**Compito 1**:
Nel testo sull'emulatore, in quali posti di Facebook viene invitato chi scrive verso metà dell'anno scorso?
**Compito 2**:
Secondo il testo sull'emulatore, perché chi scrive comincia a credere di soffrire di un disturbo di personalità? Rispondi in massimo tre frasi.
**Compito 3**:
Continua il testo sull'emulatore partendo subito dopo l'ultima frase.

**Testo di partenza**:
○ ○ ○ ○ ○
#VitaDaScrittori: L’Emulatore

Buongiorno amici, oggi vi parlo di una situazione spiacevole nella quale mi sono imbattuto un paio di volte, quella del fenomeno dell’emulatore.

Tutto inizia verso metà dell’anno scorso, comincio ad ampliare un po’ le mie conoscenze, vengo invitato in gruppi Facebook, in chat di gruppo, e comincio a rapportarmi con altre realtà e persone che avevano preso strade differenti dalla mia.

È stato un bel confronto.

Dopo un po’ mi accorgo che c’è qualcosa di sbagliato.

giacomo-ferraiuolo-scrittore

Comincio ad aprire Facebook e trovo la home intasata di post che pensavo fossero stati scritti da me.

Ho iniziato a credere di soffrire di un disturbo di personalità.

Invece qualcuno aveva iniziato a ‘copiare’ qualsiasi cosa io facessi, copiare anche in maniera esplicita. Ora, dico io, sono l’ultimo arrivato, per quale motivo comportarsi in questo modo?
○ ○ ○ ○ ○
**Materiale di studio**:

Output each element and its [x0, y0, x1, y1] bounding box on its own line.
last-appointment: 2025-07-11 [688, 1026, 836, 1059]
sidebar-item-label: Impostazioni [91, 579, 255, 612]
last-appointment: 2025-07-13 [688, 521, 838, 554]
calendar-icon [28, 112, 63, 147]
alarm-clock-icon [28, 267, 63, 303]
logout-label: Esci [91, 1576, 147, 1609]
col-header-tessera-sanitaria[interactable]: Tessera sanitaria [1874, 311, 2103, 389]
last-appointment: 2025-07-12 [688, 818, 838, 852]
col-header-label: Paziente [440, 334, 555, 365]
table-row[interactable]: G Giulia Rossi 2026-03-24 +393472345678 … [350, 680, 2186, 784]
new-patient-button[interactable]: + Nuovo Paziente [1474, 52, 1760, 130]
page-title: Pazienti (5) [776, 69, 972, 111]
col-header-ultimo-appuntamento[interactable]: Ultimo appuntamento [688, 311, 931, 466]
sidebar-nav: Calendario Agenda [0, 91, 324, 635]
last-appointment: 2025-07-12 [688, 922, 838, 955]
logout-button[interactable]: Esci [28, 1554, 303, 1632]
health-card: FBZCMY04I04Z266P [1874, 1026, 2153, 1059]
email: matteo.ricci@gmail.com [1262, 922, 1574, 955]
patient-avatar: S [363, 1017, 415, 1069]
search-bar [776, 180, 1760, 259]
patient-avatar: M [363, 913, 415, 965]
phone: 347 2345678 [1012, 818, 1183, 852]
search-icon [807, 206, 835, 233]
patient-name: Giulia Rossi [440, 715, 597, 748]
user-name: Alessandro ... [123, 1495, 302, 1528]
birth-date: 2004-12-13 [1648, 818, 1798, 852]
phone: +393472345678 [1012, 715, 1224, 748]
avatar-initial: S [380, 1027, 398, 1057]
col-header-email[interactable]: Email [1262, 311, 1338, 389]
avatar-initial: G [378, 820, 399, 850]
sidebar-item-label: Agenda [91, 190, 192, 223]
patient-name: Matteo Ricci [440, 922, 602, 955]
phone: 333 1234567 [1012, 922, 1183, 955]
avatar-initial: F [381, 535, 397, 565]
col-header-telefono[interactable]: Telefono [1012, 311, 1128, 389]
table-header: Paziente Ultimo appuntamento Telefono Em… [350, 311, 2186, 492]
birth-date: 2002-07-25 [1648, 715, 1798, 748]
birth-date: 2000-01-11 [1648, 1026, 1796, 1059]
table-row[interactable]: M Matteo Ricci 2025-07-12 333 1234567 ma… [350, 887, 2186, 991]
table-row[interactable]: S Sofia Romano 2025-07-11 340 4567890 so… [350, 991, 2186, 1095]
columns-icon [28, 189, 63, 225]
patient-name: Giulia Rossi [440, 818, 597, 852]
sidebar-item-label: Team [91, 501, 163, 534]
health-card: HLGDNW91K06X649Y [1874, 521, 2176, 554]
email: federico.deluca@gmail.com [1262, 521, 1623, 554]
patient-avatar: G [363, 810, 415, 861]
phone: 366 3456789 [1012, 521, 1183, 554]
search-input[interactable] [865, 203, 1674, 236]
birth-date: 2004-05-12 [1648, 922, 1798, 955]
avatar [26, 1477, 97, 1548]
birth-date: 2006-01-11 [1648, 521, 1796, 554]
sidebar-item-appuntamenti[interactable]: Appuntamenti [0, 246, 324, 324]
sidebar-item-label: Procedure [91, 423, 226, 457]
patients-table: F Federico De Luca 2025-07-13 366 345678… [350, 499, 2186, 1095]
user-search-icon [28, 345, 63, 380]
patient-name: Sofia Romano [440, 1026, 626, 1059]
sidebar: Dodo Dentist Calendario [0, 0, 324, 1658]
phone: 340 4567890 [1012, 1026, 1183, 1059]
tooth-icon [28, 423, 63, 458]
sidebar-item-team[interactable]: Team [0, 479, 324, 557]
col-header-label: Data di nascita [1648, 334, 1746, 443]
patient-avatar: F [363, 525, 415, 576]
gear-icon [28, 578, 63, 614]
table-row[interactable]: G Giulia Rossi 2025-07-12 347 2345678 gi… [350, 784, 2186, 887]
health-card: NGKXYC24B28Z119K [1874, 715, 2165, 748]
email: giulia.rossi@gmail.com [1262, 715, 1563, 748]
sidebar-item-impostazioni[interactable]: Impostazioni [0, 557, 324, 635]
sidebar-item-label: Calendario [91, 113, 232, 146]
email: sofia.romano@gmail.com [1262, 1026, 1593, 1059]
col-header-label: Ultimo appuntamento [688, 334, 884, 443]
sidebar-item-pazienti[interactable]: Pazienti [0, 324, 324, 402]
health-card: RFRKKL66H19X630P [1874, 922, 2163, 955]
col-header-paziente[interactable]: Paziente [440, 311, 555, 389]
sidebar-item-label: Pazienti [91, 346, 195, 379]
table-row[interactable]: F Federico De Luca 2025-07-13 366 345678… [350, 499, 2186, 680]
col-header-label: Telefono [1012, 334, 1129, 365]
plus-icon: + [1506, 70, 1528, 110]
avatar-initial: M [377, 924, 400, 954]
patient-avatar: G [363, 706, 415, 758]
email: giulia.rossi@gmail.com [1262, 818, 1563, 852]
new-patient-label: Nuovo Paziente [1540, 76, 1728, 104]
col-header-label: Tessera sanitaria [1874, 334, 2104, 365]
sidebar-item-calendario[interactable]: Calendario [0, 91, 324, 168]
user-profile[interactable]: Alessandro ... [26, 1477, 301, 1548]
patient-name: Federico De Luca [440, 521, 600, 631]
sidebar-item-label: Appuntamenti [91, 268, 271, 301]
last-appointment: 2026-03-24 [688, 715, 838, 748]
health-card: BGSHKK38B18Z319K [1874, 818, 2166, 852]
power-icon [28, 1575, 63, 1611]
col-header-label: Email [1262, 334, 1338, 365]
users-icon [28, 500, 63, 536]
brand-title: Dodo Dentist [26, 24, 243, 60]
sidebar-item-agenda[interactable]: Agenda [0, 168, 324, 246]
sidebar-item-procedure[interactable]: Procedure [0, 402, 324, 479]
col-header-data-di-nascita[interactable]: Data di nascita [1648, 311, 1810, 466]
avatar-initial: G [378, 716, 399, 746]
○ ○ ○ ○ ○
**Risposta 1**:
In gruppi Facebook e in chat di gruppo.

**Risposta 2**:
Aprendo Facebook, trovava la home intasata di post che pensava di aver scritto personalmente. In realtà qualcuno aveva iniziato a copiare qualsiasi cosa facesse, anche in maniera esplicita.

**Risposta 3**:
Non nego che mi ha dato molto fastidio, il primo step è stato quello di allentare i rapporti con la persona incriminata, ma quando ho visto che non funzionava e la situazione era ormai fuori controllo, si era arrivati all’aggiungere in maniera compulsiva anche i miei contatti privati (amici storici, che non hanno nulla a che vedere con la scrittura), ho fatto un post pubblico su Facebook. Vi immaginate il delirio che si è scatenato dopo?

Tra chi si è sentito in colpa, giustamente, chi invece pensava di aver fatto qualcosa di sbagliato, a chi mi dava ragione.

Insomma, credevo di aver messo a tacere l’emulatore e di essermi liberato di quella situazione scocciante.

Il Controllo.

Io odio le regole, odio sentirmi controllato, è una cosa che non sopporto e che mi manda ai pazzi. Immaginate sapere di essere controllato da persone che studiano ogni tuo minimo passo. Aberrante!

Perché questo comportamento?

In più di un’occasione mi sono domandato sul perché certa gente si comporti in questo modo. Dovevo trovare una spiegazione al tutto.

Ho pensato che forse queste persone si sentano un grandino più in basso e non sapendo come fare per crescere, prendono di mira qualcuno e cominciano a copiarlo.

Comportamento errato!

Io credo che siamo tutti sullo stesso livello, almeno parlo per noi emergenti, e ognuno di noi ha la propria strada da percorrere.

Penso anche che alcune di queste persone siano completamente fagocitate dall’invidia e dalla gelosia. Due sentimenti che odio profondamente, non portano a niente di buono se non alla distruzione.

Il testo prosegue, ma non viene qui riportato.